SET TASK:
Every line below must be reproduced exactly. Copy them all.

[Data entries for graphics]

"""

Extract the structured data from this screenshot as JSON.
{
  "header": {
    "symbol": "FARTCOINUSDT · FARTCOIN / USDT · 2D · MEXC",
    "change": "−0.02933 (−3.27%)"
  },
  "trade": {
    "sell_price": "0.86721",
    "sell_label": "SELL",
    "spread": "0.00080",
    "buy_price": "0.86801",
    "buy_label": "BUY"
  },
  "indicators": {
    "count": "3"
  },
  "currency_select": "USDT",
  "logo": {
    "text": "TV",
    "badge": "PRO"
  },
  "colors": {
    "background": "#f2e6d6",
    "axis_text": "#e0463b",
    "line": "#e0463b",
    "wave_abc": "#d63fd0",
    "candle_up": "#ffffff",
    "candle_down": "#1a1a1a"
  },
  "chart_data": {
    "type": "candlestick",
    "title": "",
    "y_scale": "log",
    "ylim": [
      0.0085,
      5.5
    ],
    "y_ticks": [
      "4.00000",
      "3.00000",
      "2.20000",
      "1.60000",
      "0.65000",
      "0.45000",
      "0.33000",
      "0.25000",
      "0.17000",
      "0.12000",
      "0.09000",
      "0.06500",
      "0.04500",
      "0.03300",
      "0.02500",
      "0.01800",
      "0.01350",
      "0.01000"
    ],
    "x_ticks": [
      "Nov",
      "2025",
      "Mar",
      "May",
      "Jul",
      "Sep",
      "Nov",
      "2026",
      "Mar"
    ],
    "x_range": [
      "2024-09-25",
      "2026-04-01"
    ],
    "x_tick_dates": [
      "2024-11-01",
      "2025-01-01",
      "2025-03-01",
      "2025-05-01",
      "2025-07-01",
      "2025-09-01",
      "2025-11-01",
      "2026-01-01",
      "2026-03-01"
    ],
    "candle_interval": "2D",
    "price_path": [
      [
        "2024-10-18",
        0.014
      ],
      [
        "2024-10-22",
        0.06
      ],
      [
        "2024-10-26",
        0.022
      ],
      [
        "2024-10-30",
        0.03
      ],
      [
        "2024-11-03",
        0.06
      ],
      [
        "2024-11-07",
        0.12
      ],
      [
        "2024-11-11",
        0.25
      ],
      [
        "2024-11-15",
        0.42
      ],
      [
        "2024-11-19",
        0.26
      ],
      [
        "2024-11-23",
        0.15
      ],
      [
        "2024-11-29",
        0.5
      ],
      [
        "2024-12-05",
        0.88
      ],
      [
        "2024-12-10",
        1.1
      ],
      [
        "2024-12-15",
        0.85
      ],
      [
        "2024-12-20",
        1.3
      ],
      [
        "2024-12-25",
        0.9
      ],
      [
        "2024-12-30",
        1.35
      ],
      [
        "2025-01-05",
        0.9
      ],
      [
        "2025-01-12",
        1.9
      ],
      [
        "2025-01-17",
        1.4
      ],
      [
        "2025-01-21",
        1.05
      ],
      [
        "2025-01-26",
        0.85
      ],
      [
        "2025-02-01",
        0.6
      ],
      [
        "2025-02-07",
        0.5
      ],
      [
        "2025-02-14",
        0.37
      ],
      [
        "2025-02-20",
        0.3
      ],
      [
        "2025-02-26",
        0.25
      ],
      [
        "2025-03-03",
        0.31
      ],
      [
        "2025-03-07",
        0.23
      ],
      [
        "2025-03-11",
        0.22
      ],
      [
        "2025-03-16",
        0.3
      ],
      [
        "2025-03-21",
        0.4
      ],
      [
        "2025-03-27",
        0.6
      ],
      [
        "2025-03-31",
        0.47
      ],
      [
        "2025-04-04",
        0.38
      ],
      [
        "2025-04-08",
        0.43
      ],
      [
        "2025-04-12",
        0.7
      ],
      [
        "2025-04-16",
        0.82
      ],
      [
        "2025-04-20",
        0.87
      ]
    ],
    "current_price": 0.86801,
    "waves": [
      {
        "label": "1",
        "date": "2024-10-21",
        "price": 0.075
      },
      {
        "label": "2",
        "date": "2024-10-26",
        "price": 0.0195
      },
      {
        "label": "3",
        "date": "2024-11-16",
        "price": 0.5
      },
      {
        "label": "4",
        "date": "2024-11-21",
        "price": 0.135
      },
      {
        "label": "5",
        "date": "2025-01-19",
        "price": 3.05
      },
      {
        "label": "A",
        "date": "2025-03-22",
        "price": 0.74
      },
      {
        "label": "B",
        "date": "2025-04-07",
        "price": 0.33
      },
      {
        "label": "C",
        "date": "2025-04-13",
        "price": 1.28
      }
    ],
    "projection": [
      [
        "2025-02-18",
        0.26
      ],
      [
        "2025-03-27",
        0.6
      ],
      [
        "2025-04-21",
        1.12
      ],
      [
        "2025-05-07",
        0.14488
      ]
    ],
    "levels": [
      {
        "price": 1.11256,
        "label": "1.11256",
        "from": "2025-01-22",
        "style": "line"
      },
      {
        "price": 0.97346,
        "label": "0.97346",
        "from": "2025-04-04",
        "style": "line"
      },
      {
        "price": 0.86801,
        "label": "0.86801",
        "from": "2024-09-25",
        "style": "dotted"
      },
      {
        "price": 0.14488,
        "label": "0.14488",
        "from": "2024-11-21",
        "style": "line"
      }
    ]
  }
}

"""

ANSWER BELOW:
Extract the structured data from this screenshot as JSON.
{
  "header": {
    "symbol": "FARTCOINUSDT · FARTCOIN / USDT · 2D · MEXC",
    "change": "−0.02933 (−3.27%)"
  },
  "trade": {
    "sell_price": "0.86721",
    "sell_label": "SELL",
    "spread": "0.00080",
    "buy_price": "0.86801",
    "buy_label": "BUY"
  },
  "indicators": {
    "count": "3"
  },
  "currency_select": "USDT",
  "logo": {
    "text": "TV",
    "badge": "PRO"
  },
  "colors": {
    "background": "#f2e6d6",
    "axis_text": "#e0463b",
    "line": "#e0463b",
    "wave_abc": "#d63fd0",
    "candle_up": "#ffffff",
    "candle_down": "#1a1a1a"
  },
  "chart_data": {
    "type": "candlestick",
    "title": "",
    "y_scale": "log",
    "ylim": [
      0.0085,
      5.5
    ],
    "y_ticks": [
      "4.00000",
      "3.00000",
      "2.20000",
      "1.60000",
      "0.65000",
      "0.45000",
      "0.33000",
      "0.25000",
      "0.17000",
      "0.12000",
      "0.09000",
      "0.06500",
      "0.04500",
      "0.03300",
      "0.02500",
      "0.01800",
      "0.01350",
      "0.01000"
    ],
    "x_ticks": [
      "Nov",
      "2025",
      "Mar",
      "May",
      "Jul",
      "Sep",
      "Nov",
      "2026",
      "Mar"
    ],
    "x_range": [
      "2024-09-25",
      "2026-04-01"
    ],
    "x_tick_dates": [
      "2024-11-01",
      "2025-01-01",
      "2025-03-01",
      "2025-05-01",
      "2025-07-01",
      "2025-09-01",
      "2025-11-01",
      "2026-01-01",
      "2026-03-01"
    ],
    "candle_interval": "2D",
    "price_path": [
      [
        "2024-10-18",
        0.014
      ],
      [
        "2024-10-22",
        0.06
      ],
      [
        "2024-10-26",
        0.022
      ],
      [
        "2024-10-30",
        0.03
      ],
      [
        "2024-11-03",
        0.06
      ],
      [
        "2024-11-07",
        0.12
      ],
      [
        "2024-11-11",
        0.25
      ],
      [
        "2024-11-15",
        0.42
      ],
      [
        "2024-11-19",
        0.26
      ],
      [
        "2024-11-23",
        0.15
      ],
      [
        "2024-11-29",
        0.5
      ],
      [
        "2024-12-05",
        0.88
      ],
      [
        "2024-12-10",
        1.1
      ],
      [
        "2024-12-15",
        0.85
      ],
      [
        "2024-12-20",
        1.3
      ],
      [
        "2024-12-25",
        0.9
      ],
      [
        "2024-12-30",
        1.35
      ],
      [
        "2025-01-05",
        0.9
      ],
      [
        "2025-01-12",
        1.9
      ],
      [
        "2025-01-17",
        1.4
      ],
      [
        "2025-01-21",
        1.05
      ],
      [
        "2025-01-26",
        0.85
      ],
      [
        "2025-02-01",
        0.6
      ],
      [
        "2025-02-07",
        0.5
      ],
      [
        "2025-02-14",
        0.37
      ],
      [
        "2025-02-20",
        0.3
      ],
      [
        "2025-02-26",
        0.25
      ],
      [
        "2025-03-03",
        0.31
      ],
      [
        "2025-03-07",
        0.23
      ],
      [
        "2025-03-11",
        0.22
      ],
      [
        "2025-03-16",
        0.3
      ],
      [
        "2025-03-21",
        0.4
      ],
      [
        "2025-03-27",
        0.6
      ],
      [
        "2025-03-31",
        0.47
      ],
      [
        "2025-04-04",
        0.38
      ],
      [
        "2025-04-08",
        0.43
      ],
      [
        "2025-04-12",
        0.7
      ],
      [
        "2025-04-16",
        0.82
      ],
      [
        "2025-04-20",
        0.87
      ]
    ],
    "current_price": 0.86801,
    "waves": [
      {
        "label": "1",
        "date": "2024-10-21",
        "price": 0.075
      },
      {
        "label": "2",
        "date": "2024-10-26",
        "price": 0.0195
      },
      {
        "label": "3",
        "date": "2024-11-16",
        "price": 0.5
      },
      {
        "label": "4",
        "date": "2024-11-21",
        "price": 0.135
      },
      {
        "label": "5",
        "date": "2025-01-19",
        "price": 3.05
      },
      {
        "label": "A",
        "date": "2025-03-22",
        "price": 0.74
      },
      {
        "label": "B",
        "date": "2025-04-07",
        "price": 0.33
      },
      {
        "label": "C",
        "date": "2025-04-13",
        "price": 1.28
      }
    ],
    "projection": [
      [
        "2025-02-18",
        0.26
      ],
      [
        "2025-03-27",
        0.6
      ],
      [
        "2025-04-21",
        1.12
      ],
      [
        "2025-05-07",
        0.14488
      ]
    ],
    "levels": [
      {
        "price": 1.11256,
        "label": "1.11256",
        "from": "2025-01-22",
        "style": "line"
      },
      {
        "price": 0.97346,
        "label": "0.97346",
        "from": "2025-04-04",
        "style": "line"
      },
      {
        "price": 0.86801,
        "label": "0.86801",
        "from": "2024-09-25",
        "style": "dotted"
      },
      {
        "price": 0.14488,
        "label": "0.14488",
        "from": "2024-11-21",
        "style": "line"
      }
    ]
  }
}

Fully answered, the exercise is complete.